_Task statement_.
Using the listing below, please gather every line containing the word "Serverless".

_Data listing_.

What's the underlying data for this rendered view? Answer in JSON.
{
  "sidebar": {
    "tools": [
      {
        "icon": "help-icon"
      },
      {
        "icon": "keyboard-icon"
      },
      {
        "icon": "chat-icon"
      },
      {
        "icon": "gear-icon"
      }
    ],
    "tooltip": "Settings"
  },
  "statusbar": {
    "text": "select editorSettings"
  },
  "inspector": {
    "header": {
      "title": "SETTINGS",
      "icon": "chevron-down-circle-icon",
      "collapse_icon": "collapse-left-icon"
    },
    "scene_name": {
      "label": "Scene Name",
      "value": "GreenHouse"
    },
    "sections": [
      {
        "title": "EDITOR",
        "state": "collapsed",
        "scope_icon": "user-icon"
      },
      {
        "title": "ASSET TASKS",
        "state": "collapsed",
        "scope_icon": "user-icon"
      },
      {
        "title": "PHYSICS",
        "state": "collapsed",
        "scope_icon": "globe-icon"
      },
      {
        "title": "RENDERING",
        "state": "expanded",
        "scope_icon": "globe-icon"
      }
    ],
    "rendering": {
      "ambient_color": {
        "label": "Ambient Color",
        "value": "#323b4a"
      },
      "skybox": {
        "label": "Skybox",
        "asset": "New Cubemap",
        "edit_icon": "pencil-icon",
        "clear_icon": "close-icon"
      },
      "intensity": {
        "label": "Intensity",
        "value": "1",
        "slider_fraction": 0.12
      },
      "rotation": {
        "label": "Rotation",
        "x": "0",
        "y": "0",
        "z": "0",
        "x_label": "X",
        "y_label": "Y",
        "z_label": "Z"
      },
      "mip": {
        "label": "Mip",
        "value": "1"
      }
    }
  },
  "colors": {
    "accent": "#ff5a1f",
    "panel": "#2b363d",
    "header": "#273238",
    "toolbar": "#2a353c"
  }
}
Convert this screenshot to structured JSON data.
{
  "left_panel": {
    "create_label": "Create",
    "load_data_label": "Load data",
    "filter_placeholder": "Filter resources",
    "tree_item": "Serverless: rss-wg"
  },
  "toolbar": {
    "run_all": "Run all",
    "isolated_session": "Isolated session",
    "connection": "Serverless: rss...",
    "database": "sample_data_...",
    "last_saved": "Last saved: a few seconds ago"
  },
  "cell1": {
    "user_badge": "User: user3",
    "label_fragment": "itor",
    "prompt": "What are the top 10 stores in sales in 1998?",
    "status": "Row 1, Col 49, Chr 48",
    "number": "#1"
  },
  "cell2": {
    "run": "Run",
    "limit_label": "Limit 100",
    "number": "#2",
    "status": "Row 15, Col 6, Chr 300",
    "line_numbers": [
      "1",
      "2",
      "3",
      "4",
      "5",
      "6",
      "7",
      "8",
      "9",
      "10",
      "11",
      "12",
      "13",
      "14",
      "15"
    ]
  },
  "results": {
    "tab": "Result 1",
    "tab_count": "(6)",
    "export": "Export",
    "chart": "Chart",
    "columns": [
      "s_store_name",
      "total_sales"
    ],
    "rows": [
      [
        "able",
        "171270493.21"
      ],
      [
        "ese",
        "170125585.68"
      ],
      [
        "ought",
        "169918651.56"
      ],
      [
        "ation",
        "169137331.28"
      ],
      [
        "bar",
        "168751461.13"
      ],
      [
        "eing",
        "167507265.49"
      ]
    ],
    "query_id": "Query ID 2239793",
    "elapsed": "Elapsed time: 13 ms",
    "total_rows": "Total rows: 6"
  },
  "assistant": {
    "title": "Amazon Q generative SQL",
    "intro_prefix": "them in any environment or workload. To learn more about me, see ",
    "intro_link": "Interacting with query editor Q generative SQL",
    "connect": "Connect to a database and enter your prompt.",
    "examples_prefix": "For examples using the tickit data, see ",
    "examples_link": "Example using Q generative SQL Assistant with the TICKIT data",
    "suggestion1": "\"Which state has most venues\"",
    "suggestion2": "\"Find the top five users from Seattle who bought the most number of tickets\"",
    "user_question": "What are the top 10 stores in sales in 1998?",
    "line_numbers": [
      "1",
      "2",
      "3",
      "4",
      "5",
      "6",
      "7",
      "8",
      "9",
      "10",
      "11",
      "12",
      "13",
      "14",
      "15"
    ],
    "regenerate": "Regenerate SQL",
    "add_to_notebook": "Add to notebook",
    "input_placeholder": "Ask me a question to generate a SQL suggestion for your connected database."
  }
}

_Result for this exercise_.
    "tree_item": "Serverless: rss-wg"
    "connection": "Serverless: rss...",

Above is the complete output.